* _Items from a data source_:
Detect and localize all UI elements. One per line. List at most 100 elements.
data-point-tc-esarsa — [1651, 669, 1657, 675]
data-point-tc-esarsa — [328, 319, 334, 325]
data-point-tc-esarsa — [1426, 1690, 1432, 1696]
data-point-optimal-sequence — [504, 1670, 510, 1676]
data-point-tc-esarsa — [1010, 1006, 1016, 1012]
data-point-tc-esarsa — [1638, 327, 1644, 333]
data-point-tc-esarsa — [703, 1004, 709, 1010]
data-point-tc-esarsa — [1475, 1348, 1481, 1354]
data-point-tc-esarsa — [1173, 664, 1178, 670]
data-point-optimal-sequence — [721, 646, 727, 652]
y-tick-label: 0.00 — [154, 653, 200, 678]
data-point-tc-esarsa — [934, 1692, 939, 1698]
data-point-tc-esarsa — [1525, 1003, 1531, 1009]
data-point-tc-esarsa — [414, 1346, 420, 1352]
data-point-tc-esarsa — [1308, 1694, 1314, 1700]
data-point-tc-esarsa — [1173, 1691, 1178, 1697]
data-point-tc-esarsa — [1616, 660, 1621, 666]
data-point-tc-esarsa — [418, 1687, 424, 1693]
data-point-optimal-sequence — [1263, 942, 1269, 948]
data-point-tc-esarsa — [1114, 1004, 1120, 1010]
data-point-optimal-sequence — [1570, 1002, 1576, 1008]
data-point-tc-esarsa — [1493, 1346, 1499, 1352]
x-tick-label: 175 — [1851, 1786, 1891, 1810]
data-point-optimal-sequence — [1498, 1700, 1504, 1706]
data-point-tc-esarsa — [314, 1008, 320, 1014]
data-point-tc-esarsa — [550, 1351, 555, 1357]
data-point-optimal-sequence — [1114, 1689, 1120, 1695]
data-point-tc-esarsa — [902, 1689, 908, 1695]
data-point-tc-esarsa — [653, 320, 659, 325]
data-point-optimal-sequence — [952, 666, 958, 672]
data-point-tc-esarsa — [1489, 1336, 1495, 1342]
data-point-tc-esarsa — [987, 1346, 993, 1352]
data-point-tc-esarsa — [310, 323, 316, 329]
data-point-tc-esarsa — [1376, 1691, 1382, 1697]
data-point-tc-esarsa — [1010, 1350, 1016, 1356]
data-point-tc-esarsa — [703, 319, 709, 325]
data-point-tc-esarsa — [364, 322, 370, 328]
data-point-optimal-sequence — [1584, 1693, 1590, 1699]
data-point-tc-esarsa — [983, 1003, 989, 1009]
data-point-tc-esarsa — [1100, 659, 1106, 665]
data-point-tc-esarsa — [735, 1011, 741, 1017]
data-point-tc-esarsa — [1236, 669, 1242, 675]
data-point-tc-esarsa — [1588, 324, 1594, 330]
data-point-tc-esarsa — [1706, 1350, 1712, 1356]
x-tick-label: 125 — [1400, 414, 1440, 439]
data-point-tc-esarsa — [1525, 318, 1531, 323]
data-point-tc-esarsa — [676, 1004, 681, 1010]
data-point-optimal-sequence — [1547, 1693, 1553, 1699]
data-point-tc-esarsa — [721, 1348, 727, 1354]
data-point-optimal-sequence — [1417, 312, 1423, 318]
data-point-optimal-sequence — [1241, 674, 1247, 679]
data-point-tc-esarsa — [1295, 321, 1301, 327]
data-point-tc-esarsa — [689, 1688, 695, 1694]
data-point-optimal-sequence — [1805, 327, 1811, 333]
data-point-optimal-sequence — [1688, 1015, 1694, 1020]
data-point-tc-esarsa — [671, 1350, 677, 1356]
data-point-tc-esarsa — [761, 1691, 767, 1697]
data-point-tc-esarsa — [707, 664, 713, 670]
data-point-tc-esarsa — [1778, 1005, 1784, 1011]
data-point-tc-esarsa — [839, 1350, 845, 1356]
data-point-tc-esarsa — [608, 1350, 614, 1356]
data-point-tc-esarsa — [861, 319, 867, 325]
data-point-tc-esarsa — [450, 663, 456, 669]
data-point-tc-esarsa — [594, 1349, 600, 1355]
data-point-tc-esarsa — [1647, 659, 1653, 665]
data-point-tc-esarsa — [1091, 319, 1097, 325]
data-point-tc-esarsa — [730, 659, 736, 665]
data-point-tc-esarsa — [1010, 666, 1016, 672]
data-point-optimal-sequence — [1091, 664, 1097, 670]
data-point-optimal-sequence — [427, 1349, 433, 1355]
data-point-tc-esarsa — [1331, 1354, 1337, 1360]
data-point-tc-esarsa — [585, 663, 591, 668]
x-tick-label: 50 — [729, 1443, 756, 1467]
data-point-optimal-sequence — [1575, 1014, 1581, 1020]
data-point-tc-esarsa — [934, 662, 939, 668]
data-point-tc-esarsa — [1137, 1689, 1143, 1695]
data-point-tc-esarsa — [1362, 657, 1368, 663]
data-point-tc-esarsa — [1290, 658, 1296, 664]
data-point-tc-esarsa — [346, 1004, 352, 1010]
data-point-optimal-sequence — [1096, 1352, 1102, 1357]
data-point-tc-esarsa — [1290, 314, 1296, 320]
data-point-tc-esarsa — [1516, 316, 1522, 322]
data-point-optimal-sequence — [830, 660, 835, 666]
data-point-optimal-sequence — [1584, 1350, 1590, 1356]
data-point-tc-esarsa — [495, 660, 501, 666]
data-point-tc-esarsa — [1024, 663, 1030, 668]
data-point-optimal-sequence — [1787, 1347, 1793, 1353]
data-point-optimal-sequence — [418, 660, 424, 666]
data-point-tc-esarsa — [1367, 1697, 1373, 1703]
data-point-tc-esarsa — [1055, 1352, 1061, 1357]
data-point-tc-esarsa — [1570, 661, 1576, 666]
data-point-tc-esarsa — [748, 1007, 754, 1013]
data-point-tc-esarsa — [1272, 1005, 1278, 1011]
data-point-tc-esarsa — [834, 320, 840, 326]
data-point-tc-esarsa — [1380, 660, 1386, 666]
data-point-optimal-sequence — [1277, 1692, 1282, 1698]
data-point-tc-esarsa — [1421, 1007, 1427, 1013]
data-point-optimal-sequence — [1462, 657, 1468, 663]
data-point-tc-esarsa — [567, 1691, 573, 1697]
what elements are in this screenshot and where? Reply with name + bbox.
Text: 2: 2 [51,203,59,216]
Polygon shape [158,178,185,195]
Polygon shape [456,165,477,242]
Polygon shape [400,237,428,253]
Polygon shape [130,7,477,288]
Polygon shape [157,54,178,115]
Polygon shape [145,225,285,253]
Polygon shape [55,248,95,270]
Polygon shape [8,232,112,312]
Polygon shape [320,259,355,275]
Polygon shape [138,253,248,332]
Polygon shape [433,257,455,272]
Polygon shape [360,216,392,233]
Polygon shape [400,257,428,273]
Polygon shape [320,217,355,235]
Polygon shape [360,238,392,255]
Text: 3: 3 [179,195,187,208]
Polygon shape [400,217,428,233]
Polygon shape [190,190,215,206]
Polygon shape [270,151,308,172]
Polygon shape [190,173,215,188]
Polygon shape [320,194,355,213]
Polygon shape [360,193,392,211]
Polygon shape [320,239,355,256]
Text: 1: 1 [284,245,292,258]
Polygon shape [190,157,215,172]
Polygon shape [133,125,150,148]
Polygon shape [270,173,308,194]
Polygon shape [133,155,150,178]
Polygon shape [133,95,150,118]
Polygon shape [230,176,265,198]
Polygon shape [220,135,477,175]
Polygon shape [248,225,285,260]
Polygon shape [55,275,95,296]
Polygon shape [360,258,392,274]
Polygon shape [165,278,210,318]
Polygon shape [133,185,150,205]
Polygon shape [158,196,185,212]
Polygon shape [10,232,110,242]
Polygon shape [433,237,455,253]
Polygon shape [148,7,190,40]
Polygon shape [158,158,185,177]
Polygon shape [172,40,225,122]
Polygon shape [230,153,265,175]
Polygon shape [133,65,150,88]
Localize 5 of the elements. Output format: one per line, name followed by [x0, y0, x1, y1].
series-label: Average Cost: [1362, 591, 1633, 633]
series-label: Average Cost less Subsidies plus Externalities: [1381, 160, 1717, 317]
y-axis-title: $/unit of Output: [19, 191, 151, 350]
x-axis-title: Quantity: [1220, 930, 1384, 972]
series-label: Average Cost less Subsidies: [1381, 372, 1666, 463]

* _Problem to solve_: Convert the material, from its first line through the line containing "y-tick-label: 0.00 — [154, 653, 200, 678]", into a Markdown table with the columns "No." and "Entry", one row per line and blank lines omitted.

* _Solution to the problem_:
| No. | Entry |
|---|---|
| 1 | Detect and localize all UI elements. One per line. List at most 100 elements. |
| 2 | data-point-tc-esarsa — [1651, 669, 1657, 675] |
| 3 | data-point-tc-esarsa — [328, 319, 334, 325] |
| 4 | data-point-tc-esarsa — [1426, 1690, 1432, 1696] |
| 5 | data-point-optimal-sequence — [504, 1670, 510, 1676] |
| 6 | data-point-tc-esarsa — [1010, 1006, 1016, 1012] |
| 7 | data-point-tc-esarsa — [1638, 327, 1644, 333] |
| 8 | data-point-tc-esarsa — [703, 1004, 709, 1010] |
| 9 | data-point-tc-esarsa — [1475, 1348, 1481, 1354] |
| 10 | data-point-tc-esarsa — [1173, 664, 1178, 670] |
| 11 | data-point-optimal-sequence — [721, 646, 727, 652] |
| 12 | y-tick-label: 0.00 — [154, 653, 200, 678] |